### GIVEN REQUEST:
Quote the listing below in its entirety, omitting every image.

--- START OF TASK INPUTS ---

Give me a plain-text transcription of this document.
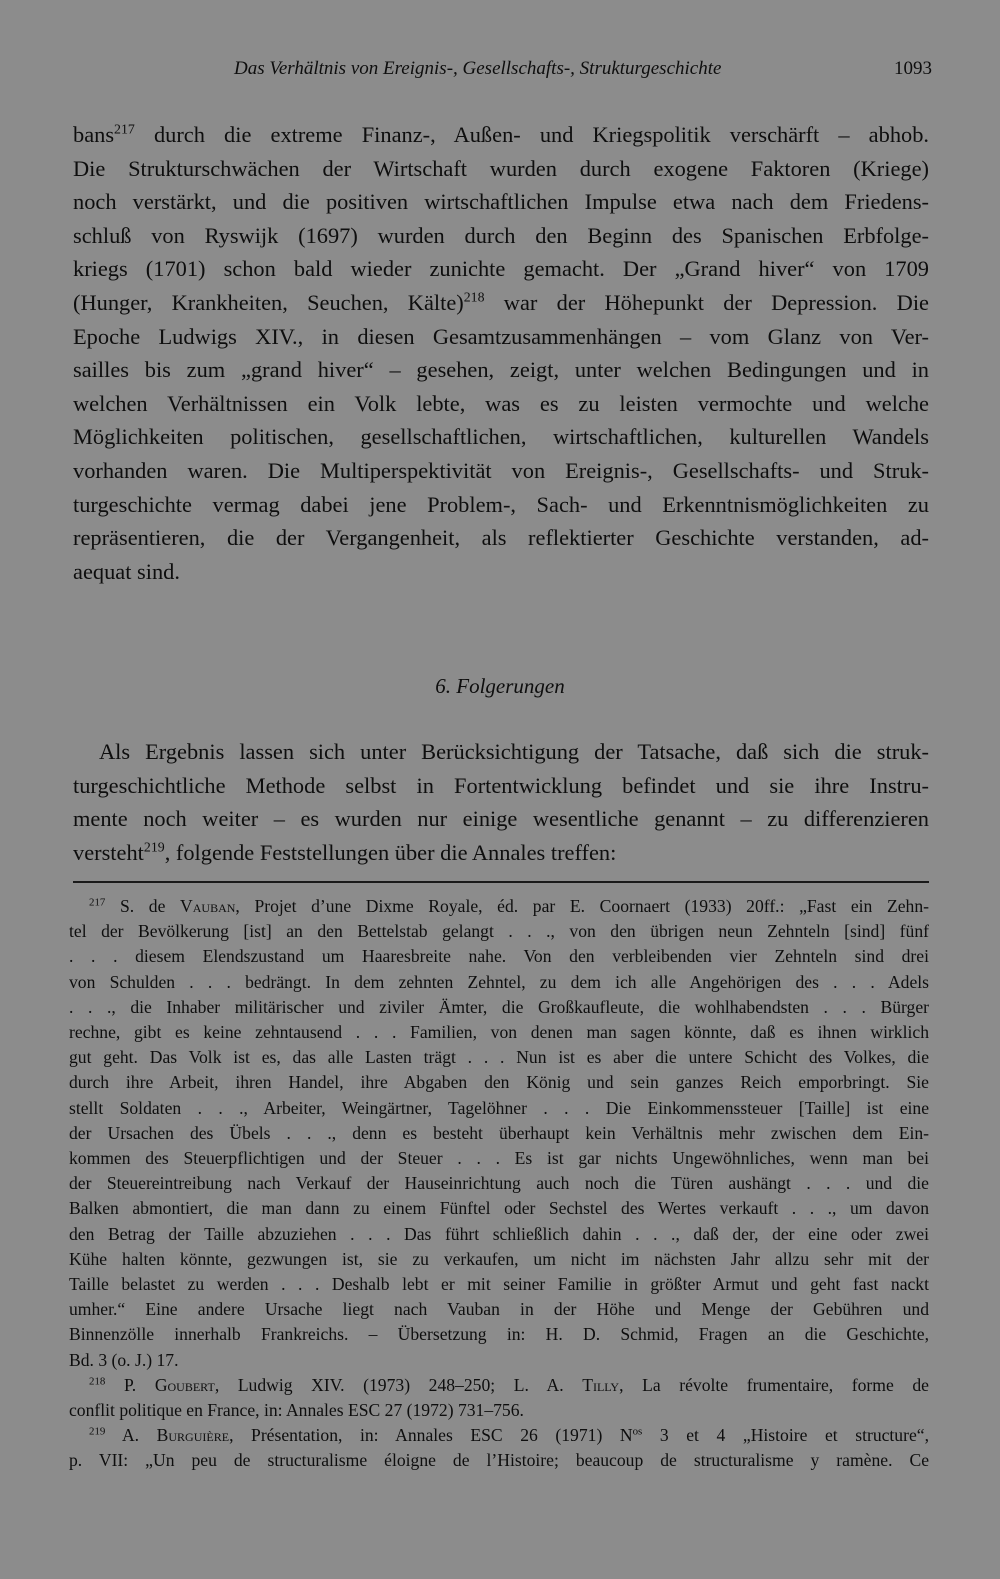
Das Verhältnis von Ereignis-, Gesellschafts-, Strukturgeschichte	1093
bans$^{217}$ durch die extreme Finanz-, Außen- und Kriegspolitik verschärft – abhob.
Die Strukturschwächen der Wirtschaft wurden durch exogene Faktoren (Kriege)
noch verstärkt, und die positiven wirtschaftlichen Impulse etwa nach dem Friedens-
schluß von Ryswijk (1697) wurden durch den Beginn des Spanischen Erbfolge-
kriegs (1701) schon bald wieder zunichte gemacht. Der „Grand hiver“ von 1709
(Hunger, Krankheiten, Seuchen, Kälte)$^{218}$ war der Höhepunkt der Depression. Die
Epoche Ludwigs XIV., in diesen Gesamtzusammenhängen – vom Glanz von Ver-
sailles bis zum „grand hiver“ – gesehen, zeigt, unter welchen Bedingungen und in
welchen Verhältnissen ein Volk lebte, was es zu leisten vermochte und welche
Möglichkeiten politischen, gesellschaftlichen, wirtschaftlichen, kulturellen Wandels
vorhanden waren. Die Multiperspektivität von Ereignis-, Gesellschafts- und Struk-
turgeschichte vermag dabei jene Problem-, Sach- und Erkenntnismöglichkeiten zu
repräsentieren, die der Vergangenheit, als reflektierter Geschichte verstanden, ad-
aequat sind.
6. Folgerungen
Als Ergebnis lassen sich unter Berücksichtigung der Tatsache, daß sich die struk-
turgeschichtliche Methode selbst in Fortentwicklung befindet und sie ihre Instru-
mente noch weiter – es wurden nur einige wesentliche genannt – zu differenzieren
versteht$^{219}$, folgende Feststellungen über die Annales treffen:
$^{217}$ S. de Vauban, Projet d’une Dixme Royale, éd. par E. Coornaert (1933) 20ff.: „Fast ein Zehn-
tel der Bevölkerung [ist] an den Bettelstab gelangt . . ., von den übrigen neun Zehnteln [sind] fünf
. . . diesem Elendszustand um Haaresbreite nahe. Von den verbleibenden vier Zehnteln sind drei
von Schulden . . . bedrängt. In dem zehnten Zehntel, zu dem ich alle Angehörigen des . . . Adels
. . ., die Inhaber militärischer und ziviler Ämter, die Großkaufleute, die wohlhabendsten . . . Bürger
rechne, gibt es keine zehntausend . . . Familien, von denen man sagen könnte, daß es ihnen wirklich
gut geht. Das Volk ist es, das alle Lasten trägt . . . Nun ist es aber die untere Schicht des Volkes, die
durch ihre Arbeit, ihren Handel, ihre Abgaben den König und sein ganzes Reich emporbringt. Sie
stellt Soldaten . . ., Arbeiter, Weingärtner, Tagelöhner . . . Die Einkommenssteuer [Taille] ist eine
der Ursachen des Übels . . ., denn es besteht überhaupt kein Verhältnis mehr zwischen dem Ein-
kommen des Steuerpflichtigen und der Steuer . . . Es ist gar nichts Ungewöhnliches, wenn man bei
der Steuereintreibung nach Verkauf der Hauseinrichtung auch noch die Türen aushängt . . . und die
Balken abmontiert, die man dann zu einem Fünftel oder Sechstel des Wertes verkauft . . ., um davon
den Betrag der Taille abzuziehen . . . Das führt schließlich dahin . . ., daß der, der eine oder zwei
Kühe halten könnte, gezwungen ist, sie zu verkaufen, um nicht im nächsten Jahr allzu sehr mit der
Taille belastet zu werden . . . Deshalb lebt er mit seiner Familie in größter Armut und geht fast nackt
umher.“ Eine andere Ursache liegt nach Vauban in der Höhe und Menge der Gebühren und
Binnenzölle innerhalb Frankreichs. – Übersetzung in: H. D. Schmid, Fragen an die Geschichte,
Bd. 3 (o. J.) 17.
$^{218}$ P. Goubert, Ludwig XIV. (1973) 248–250; L. A. Tilly, La révolte frumentaire, forme de
conflit politique en France, in: Annales ESC 27 (1972) 731–756.
$^{219}$ A. Burguière, Présentation, in: Annales ESC 26 (1971) $N^{os}$ 3 et 4 „Histoire et structure“,
p. VII: „Un peu de structuralisme éloigne de l’Histoire; beaucoup de structuralisme y ramène. Ce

--- END OF TASK INPUTS ---

### RESPONSE TO THE TASK:
Give me a plain-text transcription of this document.
Das Verhältnis von Ereignis-, Gesellschafts-, Strukturgeschichte	1093
bans$^{217}$ durch die extreme Finanz-, Außen- und Kriegspolitik verschärft – abhob.
Die Strukturschwächen der Wirtschaft wurden durch exogene Faktoren (Kriege)
noch verstärkt, und die positiven wirtschaftlichen Impulse etwa nach dem Friedens-
schluß von Ryswijk (1697) wurden durch den Beginn des Spanischen Erbfolge-
kriegs (1701) schon bald wieder zunichte gemacht. Der „Grand hiver“ von 1709
(Hunger, Krankheiten, Seuchen, Kälte)$^{218}$ war der Höhepunkt der Depression. Die
Epoche Ludwigs XIV., in diesen Gesamtzusammenhängen – vom Glanz von Ver-
sailles bis zum „grand hiver“ – gesehen, zeigt, unter welchen Bedingungen und in
welchen Verhältnissen ein Volk lebte, was es zu leisten vermochte und welche
Möglichkeiten politischen, gesellschaftlichen, wirtschaftlichen, kulturellen Wandels
vorhanden waren. Die Multiperspektivität von Ereignis-, Gesellschafts- und Struk-
turgeschichte vermag dabei jene Problem-, Sach- und Erkenntnismöglichkeiten zu
repräsentieren, die der Vergangenheit, als reflektierter Geschichte verstanden, ad-
aequat sind.
6. Folgerungen
Als Ergebnis lassen sich unter Berücksichtigung der Tatsache, daß sich die struk-
turgeschichtliche Methode selbst in Fortentwicklung befindet und sie ihre Instru-
mente noch weiter – es wurden nur einige wesentliche genannt – zu differenzieren
versteht$^{219}$, folgende Feststellungen über die Annales treffen:
$^{217}$ S. de Vauban, Projet d’une Dixme Royale, éd. par E. Coornaert (1933) 20ff.: „Fast ein Zehn-
tel der Bevölkerung [ist] an den Bettelstab gelangt . . ., von den übrigen neun Zehnteln [sind] fünf
. . . diesem Elendszustand um Haaresbreite nahe. Von den verbleibenden vier Zehnteln sind drei
von Schulden . . . bedrängt. In dem zehnten Zehntel, zu dem ich alle Angehörigen des . . . Adels
. . ., die Inhaber militärischer und ziviler Ämter, die Großkaufleute, die wohlhabendsten . . . Bürger
rechne, gibt es keine zehntausend . . . Familien, von denen man sagen könnte, daß es ihnen wirklich
gut geht. Das Volk ist es, das alle Lasten trägt . . . Nun ist es aber die untere Schicht des Volkes, die
durch ihre Arbeit, ihren Handel, ihre Abgaben den König und sein ganzes Reich emporbringt. Sie
stellt Soldaten . . ., Arbeiter, Weingärtner, Tagelöhner . . . Die Einkommenssteuer [Taille] ist eine
der Ursachen des Übels . . ., denn es besteht überhaupt kein Verhältnis mehr zwischen dem Ein-
kommen des Steuerpflichtigen und der Steuer . . . Es ist gar nichts Ungewöhnliches, wenn man bei
der Steuereintreibung nach Verkauf der Hauseinrichtung auch noch die Türen aushängt . . . und die
Balken abmontiert, die man dann zu einem Fünftel oder Sechstel des Wertes verkauft . . ., um davon
den Betrag der Taille abzuziehen . . . Das führt schließlich dahin . . ., daß der, der eine oder zwei
Kühe halten könnte, gezwungen ist, sie zu verkaufen, um nicht im nächsten Jahr allzu sehr mit der
Taille belastet zu werden . . . Deshalb lebt er mit seiner Familie in größter Armut und geht fast nackt
umher.“ Eine andere Ursache liegt nach Vauban in der Höhe und Menge der Gebühren und
Binnenzölle innerhalb Frankreichs. – Übersetzung in: H. D. Schmid, Fragen an die Geschichte,
Bd. 3 (o. J.) 17.
$^{218}$ P. Goubert, Ludwig XIV. (1973) 248–250; L. A. Tilly, La révolte frumentaire, forme de
conflit politique en France, in: Annales ESC 27 (1972) 731–756.
$^{219}$ A. Burguière, Présentation, in: Annales ESC 26 (1971) $N^{os}$ 3 et 4 „Histoire et structure“,
p. VII: „Un peu de structuralisme éloigne de l’Histoire; beaucoup de structuralisme y ramène. Ce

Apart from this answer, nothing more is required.